:: Extracted information ::
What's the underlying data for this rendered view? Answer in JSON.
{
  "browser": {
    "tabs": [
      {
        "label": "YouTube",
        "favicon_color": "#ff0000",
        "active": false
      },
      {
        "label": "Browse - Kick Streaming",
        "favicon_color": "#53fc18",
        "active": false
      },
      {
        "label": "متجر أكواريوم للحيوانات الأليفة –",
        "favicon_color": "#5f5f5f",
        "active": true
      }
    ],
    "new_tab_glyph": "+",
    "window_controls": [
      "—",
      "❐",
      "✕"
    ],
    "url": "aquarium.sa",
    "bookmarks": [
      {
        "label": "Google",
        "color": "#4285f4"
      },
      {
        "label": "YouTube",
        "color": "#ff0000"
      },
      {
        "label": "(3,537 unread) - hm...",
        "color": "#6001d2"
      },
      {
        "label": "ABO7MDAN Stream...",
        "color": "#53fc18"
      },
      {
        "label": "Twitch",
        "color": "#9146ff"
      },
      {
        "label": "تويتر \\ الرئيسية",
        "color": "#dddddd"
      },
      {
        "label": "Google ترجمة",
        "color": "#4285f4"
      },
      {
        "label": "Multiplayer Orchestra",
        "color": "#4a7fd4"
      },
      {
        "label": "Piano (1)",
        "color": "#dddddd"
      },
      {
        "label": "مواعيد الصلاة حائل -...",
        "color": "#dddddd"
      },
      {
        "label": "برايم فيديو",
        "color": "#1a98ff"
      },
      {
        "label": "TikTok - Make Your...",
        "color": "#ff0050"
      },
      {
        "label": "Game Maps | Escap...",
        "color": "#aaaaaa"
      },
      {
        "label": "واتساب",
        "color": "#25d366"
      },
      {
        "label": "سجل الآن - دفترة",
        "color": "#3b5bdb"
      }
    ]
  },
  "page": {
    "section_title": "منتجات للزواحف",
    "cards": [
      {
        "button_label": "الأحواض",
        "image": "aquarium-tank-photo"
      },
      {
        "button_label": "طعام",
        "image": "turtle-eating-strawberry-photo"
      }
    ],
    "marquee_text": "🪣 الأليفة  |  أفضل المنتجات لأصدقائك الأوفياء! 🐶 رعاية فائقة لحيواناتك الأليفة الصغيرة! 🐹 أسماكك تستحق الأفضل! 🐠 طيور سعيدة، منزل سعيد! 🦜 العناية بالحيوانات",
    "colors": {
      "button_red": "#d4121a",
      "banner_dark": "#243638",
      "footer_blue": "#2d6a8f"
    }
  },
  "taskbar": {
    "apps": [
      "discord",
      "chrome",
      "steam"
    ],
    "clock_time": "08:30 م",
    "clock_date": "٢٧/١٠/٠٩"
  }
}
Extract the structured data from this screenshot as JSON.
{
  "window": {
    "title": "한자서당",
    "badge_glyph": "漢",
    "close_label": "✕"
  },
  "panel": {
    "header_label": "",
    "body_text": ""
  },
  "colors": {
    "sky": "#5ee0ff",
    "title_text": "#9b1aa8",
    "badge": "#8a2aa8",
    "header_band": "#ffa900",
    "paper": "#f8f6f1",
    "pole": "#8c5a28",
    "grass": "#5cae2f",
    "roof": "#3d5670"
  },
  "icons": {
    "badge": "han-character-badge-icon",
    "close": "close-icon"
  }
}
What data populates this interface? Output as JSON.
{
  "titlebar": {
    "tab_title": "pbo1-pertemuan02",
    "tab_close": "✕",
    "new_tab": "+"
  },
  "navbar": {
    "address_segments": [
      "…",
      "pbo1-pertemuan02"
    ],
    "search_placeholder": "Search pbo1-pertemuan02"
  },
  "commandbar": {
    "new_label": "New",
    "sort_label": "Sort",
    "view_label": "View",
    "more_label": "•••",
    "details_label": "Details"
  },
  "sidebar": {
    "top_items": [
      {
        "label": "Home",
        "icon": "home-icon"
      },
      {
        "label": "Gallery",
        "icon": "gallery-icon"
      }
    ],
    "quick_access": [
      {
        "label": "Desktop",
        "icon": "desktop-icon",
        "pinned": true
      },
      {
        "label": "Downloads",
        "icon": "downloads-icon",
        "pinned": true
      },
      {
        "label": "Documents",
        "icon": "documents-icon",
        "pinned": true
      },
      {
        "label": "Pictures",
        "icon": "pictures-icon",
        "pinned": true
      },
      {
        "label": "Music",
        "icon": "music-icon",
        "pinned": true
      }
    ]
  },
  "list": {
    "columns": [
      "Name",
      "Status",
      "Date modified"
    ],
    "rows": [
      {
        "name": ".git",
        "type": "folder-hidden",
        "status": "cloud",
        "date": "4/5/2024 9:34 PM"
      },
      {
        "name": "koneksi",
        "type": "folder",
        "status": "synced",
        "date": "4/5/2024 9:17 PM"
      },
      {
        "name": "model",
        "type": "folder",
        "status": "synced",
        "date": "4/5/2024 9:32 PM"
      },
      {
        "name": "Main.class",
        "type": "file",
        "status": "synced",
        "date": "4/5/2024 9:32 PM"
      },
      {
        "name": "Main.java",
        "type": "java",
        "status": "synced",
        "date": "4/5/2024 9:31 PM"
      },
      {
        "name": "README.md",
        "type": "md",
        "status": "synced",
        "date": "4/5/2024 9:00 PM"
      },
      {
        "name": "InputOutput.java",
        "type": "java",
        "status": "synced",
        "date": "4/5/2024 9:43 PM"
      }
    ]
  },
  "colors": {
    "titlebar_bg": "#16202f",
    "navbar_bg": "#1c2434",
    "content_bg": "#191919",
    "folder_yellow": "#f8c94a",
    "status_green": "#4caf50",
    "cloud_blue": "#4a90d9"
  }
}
:::
## [What is required]
Set down the entries above again, word for word.

## [Task result]
What's the underlying data for this rendered view? Answer in JSON.
{
  "browser": {
    "tabs": [
      {
        "label": "YouTube",
        "favicon_color": "#ff0000",
        "active": false
      },
      {
        "label": "Browse - Kick Streaming",
        "favicon_color": "#53fc18",
        "active": false
      },
      {
        "label": "متجر أكواريوم للحيوانات الأليفة –",
        "favicon_color": "#5f5f5f",
        "active": true
      }
    ],
    "new_tab_glyph": "+",
    "window_controls": [
      "—",
      "❐",
      "✕"
    ],
    "url": "aquarium.sa",
    "bookmarks": [
      {
        "label": "Google",
        "color": "#4285f4"
      },
      {
        "label": "YouTube",
        "color": "#ff0000"
      },
      {
        "label": "(3,537 unread) - hm...",
        "color": "#6001d2"
      },
      {
        "label": "ABO7MDAN Stream...",
        "color": "#53fc18"
      },
      {
        "label": "Twitch",
        "color": "#9146ff"
      },
      {
        "label": "تويتر \\ الرئيسية",
        "color": "#dddddd"
      },
      {
        "label": "Google ترجمة",
        "color": "#4285f4"
      },
      {
        "label": "Multiplayer Orchestra",
        "color": "#4a7fd4"
      },
      {
        "label": "Piano (1)",
        "color": "#dddddd"
      },
      {
        "label": "مواعيد الصلاة حائل -...",
        "color": "#dddddd"
      },
      {
        "label": "برايم فيديو",
        "color": "#1a98ff"
      },
      {
        "label": "TikTok - Make Your...",
        "color": "#ff0050"
      },
      {
        "label": "Game Maps | Escap...",
        "color": "#aaaaaa"
      },
      {
        "label": "واتساب",
        "color": "#25d366"
      },
      {
        "label": "سجل الآن - دفترة",
        "color": "#3b5bdb"
      }
    ]
  },
  "page": {
    "section_title": "منتجات للزواحف",
    "cards": [
      {
        "button_label": "الأحواض",
        "image": "aquarium-tank-photo"
      },
      {
        "button_label": "طعام",
        "image": "turtle-eating-strawberry-photo"
      }
    ],
    "marquee_text": "🪣 الأليفة  |  أفضل المنتجات لأصدقائك الأوفياء! 🐶 رعاية فائقة لحيواناتك الأليفة الصغيرة! 🐹 أسماكك تستحق الأفضل! 🐠 طيور سعيدة، منزل سعيد! 🦜 العناية بالحيوانات",
    "colors": {
      "button_red": "#d4121a",
      "banner_dark": "#243638",
      "footer_blue": "#2d6a8f"
    }
  },
  "taskbar": {
    "apps": [
      "discord",
      "chrome",
      "steam"
    ],
    "clock_time": "08:30 م",
    "clock_date": "٢٧/١٠/٠٩"
  }
}
Extract the structured data from this screenshot as JSON.
{
  "window": {
    "title": "한자서당",
    "badge_glyph": "漢",
    "close_label": "✕"
  },
  "panel": {
    "header_label": "",
    "body_text": ""
  },
  "colors": {
    "sky": "#5ee0ff",
    "title_text": "#9b1aa8",
    "badge": "#8a2aa8",
    "header_band": "#ffa900",
    "paper": "#f8f6f1",
    "pole": "#8c5a28",
    "grass": "#5cae2f",
    "roof": "#3d5670"
  },
  "icons": {
    "badge": "han-character-badge-icon",
    "close": "close-icon"
  }
}
What data populates this interface? Output as JSON.
{
  "titlebar": {
    "tab_title": "pbo1-pertemuan02",
    "tab_close": "✕",
    "new_tab": "+"
  },
  "navbar": {
    "address_segments": [
      "…",
      "pbo1-pertemuan02"
    ],
    "search_placeholder": "Search pbo1-pertemuan02"
  },
  "commandbar": {
    "new_label": "New",
    "sort_label": "Sort",
    "view_label": "View",
    "more_label": "•••",
    "details_label": "Details"
  },
  "sidebar": {
    "top_items": [
      {
        "label": "Home",
        "icon": "home-icon"
      },
      {
        "label": "Gallery",
        "icon": "gallery-icon"
      }
    ],
    "quick_access": [
      {
        "label": "Desktop",
        "icon": "desktop-icon",
        "pinned": true
      },
      {
        "label": "Downloads",
        "icon": "downloads-icon",
        "pinned": true
      },
      {
        "label": "Documents",
        "icon": "documents-icon",
        "pinned": true
      },
      {
        "label": "Pictures",
        "icon": "pictures-icon",
        "pinned": true
      },
      {
        "label": "Music",
        "icon": "music-icon",
        "pinned": true
      }
    ]
  },
  "list": {
    "columns": [
      "Name",
      "Status",
      "Date modified"
    ],
    "rows": [
      {
        "name": ".git",
        "type": "folder-hidden",
        "status": "cloud",
        "date": "4/5/2024 9:34 PM"
      },
      {
        "name": "koneksi",
        "type": "folder",
        "status": "synced",
        "date": "4/5/2024 9:17 PM"
      },
      {
        "name": "model",
        "type": "folder",
        "status": "synced",
        "date": "4/5/2024 9:32 PM"
      },
      {
        "name": "Main.class",
        "type": "file",
        "status": "synced",
        "date": "4/5/2024 9:32 PM"
      },
      {
        "name": "Main.java",
        "type": "java",
        "status": "synced",
        "date": "4/5/2024 9:31 PM"
      },
      {
        "name": "README.md",
        "type": "md",
        "status": "synced",
        "date": "4/5/2024 9:00 PM"
      },
      {
        "name": "InputOutput.java",
        "type": "java",
        "status": "synced",
        "date": "4/5/2024 9:43 PM"
      }
    ]
  },
  "colors": {
    "titlebar_bg": "#16202f",
    "navbar_bg": "#1c2434",
    "content_bg": "#191919",
    "folder_yellow": "#f8c94a",
    "status_green": "#4caf50",
    "cloud_blue": "#4a90d9"
  }
}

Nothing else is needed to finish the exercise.